Work to do
In the data below, find every line with the string "Spot" and pull it out.
=-=-=-=-=
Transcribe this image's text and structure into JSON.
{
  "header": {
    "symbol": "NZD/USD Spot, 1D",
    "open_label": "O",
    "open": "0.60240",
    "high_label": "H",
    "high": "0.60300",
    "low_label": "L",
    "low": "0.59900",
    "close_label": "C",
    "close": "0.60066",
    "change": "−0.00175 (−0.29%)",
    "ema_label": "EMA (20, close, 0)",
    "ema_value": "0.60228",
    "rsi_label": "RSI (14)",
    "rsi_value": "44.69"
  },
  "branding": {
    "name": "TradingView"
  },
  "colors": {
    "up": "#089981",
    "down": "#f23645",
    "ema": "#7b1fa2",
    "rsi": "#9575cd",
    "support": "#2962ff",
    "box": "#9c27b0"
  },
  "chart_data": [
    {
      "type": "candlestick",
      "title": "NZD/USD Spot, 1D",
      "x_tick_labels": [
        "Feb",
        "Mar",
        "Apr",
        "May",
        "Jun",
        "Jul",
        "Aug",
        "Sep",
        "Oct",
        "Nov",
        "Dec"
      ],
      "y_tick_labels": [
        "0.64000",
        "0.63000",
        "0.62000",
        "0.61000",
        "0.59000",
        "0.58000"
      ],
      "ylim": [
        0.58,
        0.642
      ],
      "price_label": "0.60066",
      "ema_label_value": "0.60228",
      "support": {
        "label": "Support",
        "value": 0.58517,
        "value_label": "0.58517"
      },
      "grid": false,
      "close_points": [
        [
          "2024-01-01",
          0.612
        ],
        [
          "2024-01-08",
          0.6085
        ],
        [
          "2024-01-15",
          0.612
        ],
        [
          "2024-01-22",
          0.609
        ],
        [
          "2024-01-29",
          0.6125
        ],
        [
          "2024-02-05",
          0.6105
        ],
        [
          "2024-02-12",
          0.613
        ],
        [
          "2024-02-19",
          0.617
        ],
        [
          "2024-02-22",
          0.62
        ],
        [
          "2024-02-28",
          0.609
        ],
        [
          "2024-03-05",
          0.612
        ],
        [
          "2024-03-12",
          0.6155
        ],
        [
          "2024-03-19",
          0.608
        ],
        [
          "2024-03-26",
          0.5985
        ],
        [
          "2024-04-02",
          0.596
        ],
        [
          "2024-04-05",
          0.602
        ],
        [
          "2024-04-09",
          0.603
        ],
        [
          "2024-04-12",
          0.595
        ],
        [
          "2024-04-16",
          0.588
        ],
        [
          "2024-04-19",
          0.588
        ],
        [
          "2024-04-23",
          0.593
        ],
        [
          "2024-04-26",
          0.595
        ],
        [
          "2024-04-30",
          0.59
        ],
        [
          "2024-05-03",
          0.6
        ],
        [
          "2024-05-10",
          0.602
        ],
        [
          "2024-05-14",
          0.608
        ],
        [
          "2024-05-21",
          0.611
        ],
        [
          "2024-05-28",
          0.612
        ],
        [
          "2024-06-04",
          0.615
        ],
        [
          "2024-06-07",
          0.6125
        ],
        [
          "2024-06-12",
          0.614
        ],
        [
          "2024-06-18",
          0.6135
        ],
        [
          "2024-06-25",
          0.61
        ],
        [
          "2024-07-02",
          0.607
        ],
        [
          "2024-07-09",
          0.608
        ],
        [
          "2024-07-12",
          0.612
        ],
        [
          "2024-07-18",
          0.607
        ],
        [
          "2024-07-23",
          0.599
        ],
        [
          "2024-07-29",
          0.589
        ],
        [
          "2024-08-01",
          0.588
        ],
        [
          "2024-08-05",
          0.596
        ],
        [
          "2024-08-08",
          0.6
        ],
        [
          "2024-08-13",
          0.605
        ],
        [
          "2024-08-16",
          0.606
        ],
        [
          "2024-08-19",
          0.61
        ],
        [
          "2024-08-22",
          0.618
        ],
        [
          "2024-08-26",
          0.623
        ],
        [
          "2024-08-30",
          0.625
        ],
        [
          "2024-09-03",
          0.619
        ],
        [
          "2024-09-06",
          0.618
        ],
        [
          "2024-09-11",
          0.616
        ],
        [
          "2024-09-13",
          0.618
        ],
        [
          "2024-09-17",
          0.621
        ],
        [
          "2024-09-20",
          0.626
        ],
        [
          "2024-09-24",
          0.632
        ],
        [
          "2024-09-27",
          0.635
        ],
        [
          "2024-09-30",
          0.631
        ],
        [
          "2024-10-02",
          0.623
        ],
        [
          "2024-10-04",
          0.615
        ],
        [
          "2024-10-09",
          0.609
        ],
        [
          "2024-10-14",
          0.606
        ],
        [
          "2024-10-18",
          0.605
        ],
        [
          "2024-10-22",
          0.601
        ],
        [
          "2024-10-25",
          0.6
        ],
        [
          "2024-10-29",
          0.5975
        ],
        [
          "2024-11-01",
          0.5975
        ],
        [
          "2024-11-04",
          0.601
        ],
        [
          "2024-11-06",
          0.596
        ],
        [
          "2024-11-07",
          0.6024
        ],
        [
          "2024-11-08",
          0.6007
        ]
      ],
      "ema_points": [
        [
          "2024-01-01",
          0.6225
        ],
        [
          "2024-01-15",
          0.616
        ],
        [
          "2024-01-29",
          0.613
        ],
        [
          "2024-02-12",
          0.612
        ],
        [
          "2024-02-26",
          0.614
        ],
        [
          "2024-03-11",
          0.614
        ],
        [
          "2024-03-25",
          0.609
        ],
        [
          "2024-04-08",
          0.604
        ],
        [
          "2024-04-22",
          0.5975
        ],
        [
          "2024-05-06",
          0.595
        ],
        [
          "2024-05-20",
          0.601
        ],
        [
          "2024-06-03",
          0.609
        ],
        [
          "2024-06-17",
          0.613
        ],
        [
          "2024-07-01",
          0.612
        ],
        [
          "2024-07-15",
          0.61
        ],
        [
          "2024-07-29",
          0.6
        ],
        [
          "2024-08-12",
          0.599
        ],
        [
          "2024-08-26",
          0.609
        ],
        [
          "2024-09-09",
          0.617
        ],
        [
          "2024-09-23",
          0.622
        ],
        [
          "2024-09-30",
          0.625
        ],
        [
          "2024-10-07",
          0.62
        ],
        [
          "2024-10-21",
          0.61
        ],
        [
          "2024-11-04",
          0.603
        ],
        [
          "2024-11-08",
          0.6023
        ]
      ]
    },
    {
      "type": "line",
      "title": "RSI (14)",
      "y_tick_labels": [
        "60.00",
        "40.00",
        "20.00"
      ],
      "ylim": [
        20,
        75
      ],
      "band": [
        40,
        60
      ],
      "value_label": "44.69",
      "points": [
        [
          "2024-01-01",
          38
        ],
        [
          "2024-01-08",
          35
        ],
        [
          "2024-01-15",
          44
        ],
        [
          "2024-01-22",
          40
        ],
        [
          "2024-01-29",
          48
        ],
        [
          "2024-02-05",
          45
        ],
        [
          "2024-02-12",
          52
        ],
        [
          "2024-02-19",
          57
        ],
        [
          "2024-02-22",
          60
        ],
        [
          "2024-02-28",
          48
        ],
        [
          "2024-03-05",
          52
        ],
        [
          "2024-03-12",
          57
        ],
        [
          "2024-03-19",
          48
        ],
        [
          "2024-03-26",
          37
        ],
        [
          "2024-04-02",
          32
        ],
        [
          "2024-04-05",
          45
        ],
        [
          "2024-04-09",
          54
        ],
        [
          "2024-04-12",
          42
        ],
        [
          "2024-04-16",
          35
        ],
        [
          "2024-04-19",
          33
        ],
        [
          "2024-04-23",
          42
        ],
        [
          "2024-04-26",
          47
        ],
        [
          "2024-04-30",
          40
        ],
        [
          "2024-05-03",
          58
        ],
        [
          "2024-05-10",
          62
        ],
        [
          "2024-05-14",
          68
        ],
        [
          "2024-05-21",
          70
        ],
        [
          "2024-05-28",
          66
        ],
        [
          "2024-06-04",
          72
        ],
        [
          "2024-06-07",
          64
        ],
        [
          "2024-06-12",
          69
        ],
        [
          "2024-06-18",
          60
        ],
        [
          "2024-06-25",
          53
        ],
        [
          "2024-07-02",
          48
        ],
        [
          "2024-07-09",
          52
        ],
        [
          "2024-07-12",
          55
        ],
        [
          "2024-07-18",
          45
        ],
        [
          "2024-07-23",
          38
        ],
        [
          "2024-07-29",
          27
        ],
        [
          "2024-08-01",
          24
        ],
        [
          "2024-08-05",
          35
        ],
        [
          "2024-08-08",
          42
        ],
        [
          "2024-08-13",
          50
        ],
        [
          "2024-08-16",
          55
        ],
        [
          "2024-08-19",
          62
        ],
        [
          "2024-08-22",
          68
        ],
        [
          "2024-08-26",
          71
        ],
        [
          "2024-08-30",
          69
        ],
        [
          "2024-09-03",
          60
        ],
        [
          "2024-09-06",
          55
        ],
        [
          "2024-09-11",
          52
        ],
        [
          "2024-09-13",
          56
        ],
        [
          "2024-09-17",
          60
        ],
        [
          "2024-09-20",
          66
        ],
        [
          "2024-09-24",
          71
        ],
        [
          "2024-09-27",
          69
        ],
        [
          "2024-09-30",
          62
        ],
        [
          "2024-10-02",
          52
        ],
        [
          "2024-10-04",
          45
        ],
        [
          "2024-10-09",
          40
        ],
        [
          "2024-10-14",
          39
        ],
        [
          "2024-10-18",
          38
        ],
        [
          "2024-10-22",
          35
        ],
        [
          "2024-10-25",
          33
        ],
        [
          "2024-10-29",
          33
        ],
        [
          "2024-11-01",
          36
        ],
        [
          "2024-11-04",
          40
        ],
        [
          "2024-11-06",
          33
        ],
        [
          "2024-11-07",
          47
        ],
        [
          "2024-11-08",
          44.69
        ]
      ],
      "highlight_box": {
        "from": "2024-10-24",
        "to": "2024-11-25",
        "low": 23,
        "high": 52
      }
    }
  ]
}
=-=-=-=-=
Expected output
    "symbol": "NZD/USD Spot, 1D",
      "title": "NZD/USD Spot, 1D",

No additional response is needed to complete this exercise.